(Dataset items)
★ ★ ★

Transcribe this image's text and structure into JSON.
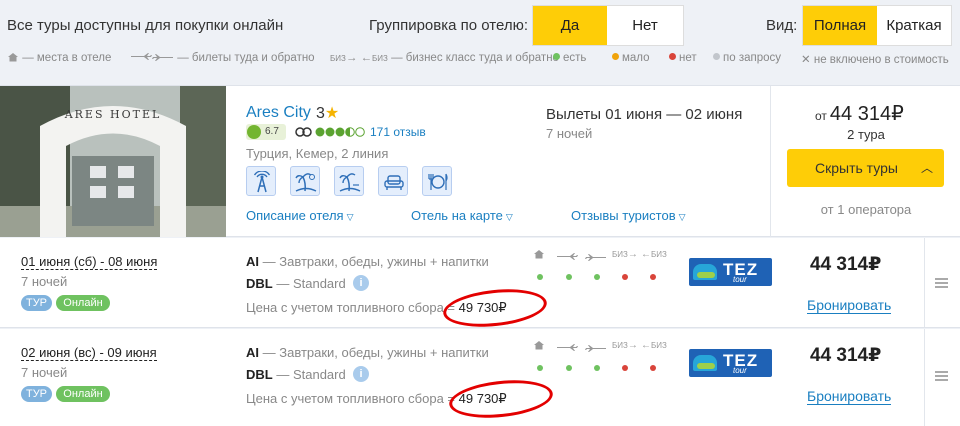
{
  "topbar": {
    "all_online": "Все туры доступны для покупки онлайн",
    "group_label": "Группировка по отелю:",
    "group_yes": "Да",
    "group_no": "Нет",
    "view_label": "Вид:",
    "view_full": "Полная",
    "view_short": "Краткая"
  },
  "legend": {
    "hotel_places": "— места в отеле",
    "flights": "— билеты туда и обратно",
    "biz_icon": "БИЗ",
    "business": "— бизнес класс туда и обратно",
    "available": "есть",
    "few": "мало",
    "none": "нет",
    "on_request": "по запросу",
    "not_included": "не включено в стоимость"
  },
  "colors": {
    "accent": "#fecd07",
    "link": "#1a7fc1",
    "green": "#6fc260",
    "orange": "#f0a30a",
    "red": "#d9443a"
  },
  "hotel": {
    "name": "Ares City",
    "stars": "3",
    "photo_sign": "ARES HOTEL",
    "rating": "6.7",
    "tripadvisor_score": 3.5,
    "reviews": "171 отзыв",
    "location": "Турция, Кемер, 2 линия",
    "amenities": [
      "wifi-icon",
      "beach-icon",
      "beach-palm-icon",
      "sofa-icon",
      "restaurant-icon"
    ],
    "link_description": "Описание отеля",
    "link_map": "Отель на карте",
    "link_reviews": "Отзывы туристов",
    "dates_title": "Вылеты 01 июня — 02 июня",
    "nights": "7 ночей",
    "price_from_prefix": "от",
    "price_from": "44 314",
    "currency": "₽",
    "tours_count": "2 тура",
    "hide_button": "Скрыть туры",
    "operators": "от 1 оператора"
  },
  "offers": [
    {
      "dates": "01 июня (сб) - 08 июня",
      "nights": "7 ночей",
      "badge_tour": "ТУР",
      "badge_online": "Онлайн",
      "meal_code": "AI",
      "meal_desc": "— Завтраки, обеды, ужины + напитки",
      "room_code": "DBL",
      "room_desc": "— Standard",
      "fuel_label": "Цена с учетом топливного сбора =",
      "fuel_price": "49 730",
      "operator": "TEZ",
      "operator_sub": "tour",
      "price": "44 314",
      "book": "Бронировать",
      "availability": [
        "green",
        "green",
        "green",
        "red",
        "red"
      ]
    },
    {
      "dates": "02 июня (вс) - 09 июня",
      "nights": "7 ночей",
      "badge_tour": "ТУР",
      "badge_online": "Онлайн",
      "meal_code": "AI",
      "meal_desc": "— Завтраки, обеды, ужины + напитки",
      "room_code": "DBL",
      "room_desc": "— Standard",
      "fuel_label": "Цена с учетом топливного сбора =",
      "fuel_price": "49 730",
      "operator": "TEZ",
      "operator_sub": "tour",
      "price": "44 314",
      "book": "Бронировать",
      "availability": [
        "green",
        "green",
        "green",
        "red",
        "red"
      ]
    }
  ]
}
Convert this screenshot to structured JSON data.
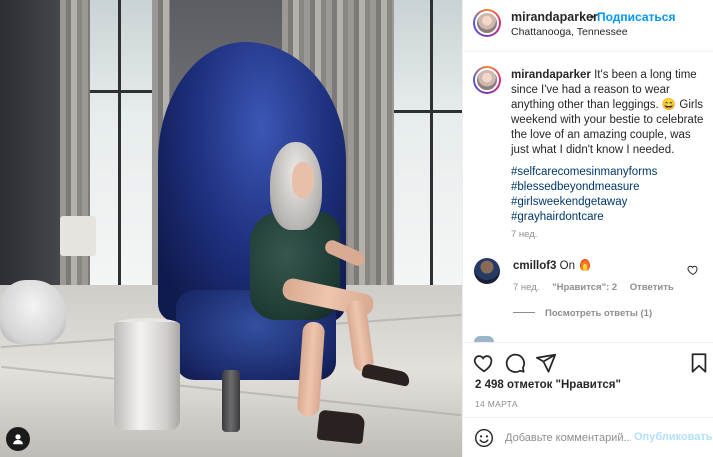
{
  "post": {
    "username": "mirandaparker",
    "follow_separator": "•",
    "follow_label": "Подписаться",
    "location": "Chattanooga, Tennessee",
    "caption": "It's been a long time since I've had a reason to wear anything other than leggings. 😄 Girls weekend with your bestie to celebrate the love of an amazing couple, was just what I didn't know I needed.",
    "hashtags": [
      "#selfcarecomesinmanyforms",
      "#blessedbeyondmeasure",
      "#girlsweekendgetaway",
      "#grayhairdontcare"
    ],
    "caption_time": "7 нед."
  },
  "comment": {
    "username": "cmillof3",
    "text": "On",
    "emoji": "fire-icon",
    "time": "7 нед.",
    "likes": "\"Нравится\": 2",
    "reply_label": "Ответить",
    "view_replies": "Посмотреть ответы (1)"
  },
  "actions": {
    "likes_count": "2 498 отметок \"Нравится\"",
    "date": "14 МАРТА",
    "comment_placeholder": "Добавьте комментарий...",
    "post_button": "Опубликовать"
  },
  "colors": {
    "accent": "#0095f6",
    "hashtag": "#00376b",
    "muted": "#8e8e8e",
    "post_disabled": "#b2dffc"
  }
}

★ ★ ★

▶ **STATED TASK**:
Extract all the entries word for word; omit any pictures.

▶ **TASK RESPONSE**:
Transcribe this image's text and structure into JSON.
{
  "topbar": {
    "all_online": "Все туры доступны для покупки онлайн",
    "group_label": "Группировка по отелю:",
    "group_yes": "Да",
    "group_no": "Нет",
    "view_label": "Вид:",
    "view_full": "Полная",
    "view_short": "Краткая"
  },
  "legend": {
    "hotel_places": "— места в отеле",
    "flights": "— билеты туда и обратно",
    "biz_icon": "БИЗ",
    "business": "— бизнес класс туда и обратно",
    "available": "есть",
    "few": "мало",
    "none": "нет",
    "on_request": "по запросу",
    "not_included": "не включено в стоимость"
  },
  "colors": {
    "accent": "#fecd07",
    "link": "#1a7fc1",
    "green": "#6fc260",
    "orange": "#f0a30a",
    "red": "#d9443a"
  },
  "hotel": {
    "name": "Ares City",
    "stars": "3",
    "photo_sign": "ARES HOTEL",
    "rating": "6.7",
    "tripadvisor_score": 3.5,
    "reviews": "171 отзыв",
    "location": "Турция, Кемер, 2 линия",
    "amenities": [
      "wifi-icon",
      "beach-icon",
      "beach-palm-icon",
      "sofa-icon",
      "restaurant-icon"
    ],
    "link_description": "Описание отеля",
    "link_map": "Отель на карте",
    "link_reviews": "Отзывы туристов",
    "dates_title": "Вылеты 01 июня — 02 июня",
    "nights": "7 ночей",
    "price_from_prefix": "от",
    "price_from": "44 314",
    "currency": "₽",
    "tours_count": "2 тура",
    "hide_button": "Скрыть туры",
    "operators": "от 1 оператора"
  },
  "offers": [
    {
      "dates": "01 июня (сб) - 08 июня",
      "nights": "7 ночей",
      "badge_tour": "ТУР",
      "badge_online": "Онлайн",
      "meal_code": "AI",
      "meal_desc": "— Завтраки, обеды, ужины + напитки",
      "room_code": "DBL",
      "room_desc": "— Standard",
      "fuel_label": "Цена с учетом топливного сбора =",
      "fuel_price": "49 730",
      "operator": "TEZ",
      "operator_sub": "tour",
      "price": "44 314",
      "book": "Бронировать",
      "availability": [
        "green",
        "green",
        "green",
        "red",
        "red"
      ]
    },
    {
      "dates": "02 июня (вс) - 09 июня",
      "nights": "7 ночей",
      "badge_tour": "ТУР",
      "badge_online": "Онлайн",
      "meal_code": "AI",
      "meal_desc": "— Завтраки, обеды, ужины + напитки",
      "room_code": "DBL",
      "room_desc": "— Standard",
      "fuel_label": "Цена с учетом топливного сбора =",
      "fuel_price": "49 730",
      "operator": "TEZ",
      "operator_sub": "tour",
      "price": "44 314",
      "book": "Бронировать",
      "availability": [
        "green",
        "green",
        "green",
        "red",
        "red"
      ]
    }
  ]
}
Convert this screenshot to structured JSON data.
{
  "post": {
    "username": "mirandaparker",
    "follow_separator": "•",
    "follow_label": "Подписаться",
    "location": "Chattanooga, Tennessee",
    "caption": "It's been a long time since I've had a reason to wear anything other than leggings. 😄 Girls weekend with your bestie to celebrate the love of an amazing couple, was just what I didn't know I needed.",
    "hashtags": [
      "#selfcarecomesinmanyforms",
      "#blessedbeyondmeasure",
      "#girlsweekendgetaway",
      "#grayhairdontcare"
    ],
    "caption_time": "7 нед."
  },
  "comment": {
    "username": "cmillof3",
    "text": "On",
    "emoji": "fire-icon",
    "time": "7 нед.",
    "likes": "\"Нравится\": 2",
    "reply_label": "Ответить",
    "view_replies": "Посмотреть ответы (1)"
  },
  "actions": {
    "likes_count": "2 498 отметок \"Нравится\"",
    "date": "14 МАРТА",
    "comment_placeholder": "Добавьте комментарий...",
    "post_button": "Опубликовать"
  },
  "colors": {
    "accent": "#0095f6",
    "hashtag": "#00376b",
    "muted": "#8e8e8e",
    "post_disabled": "#b2dffc"
  }
}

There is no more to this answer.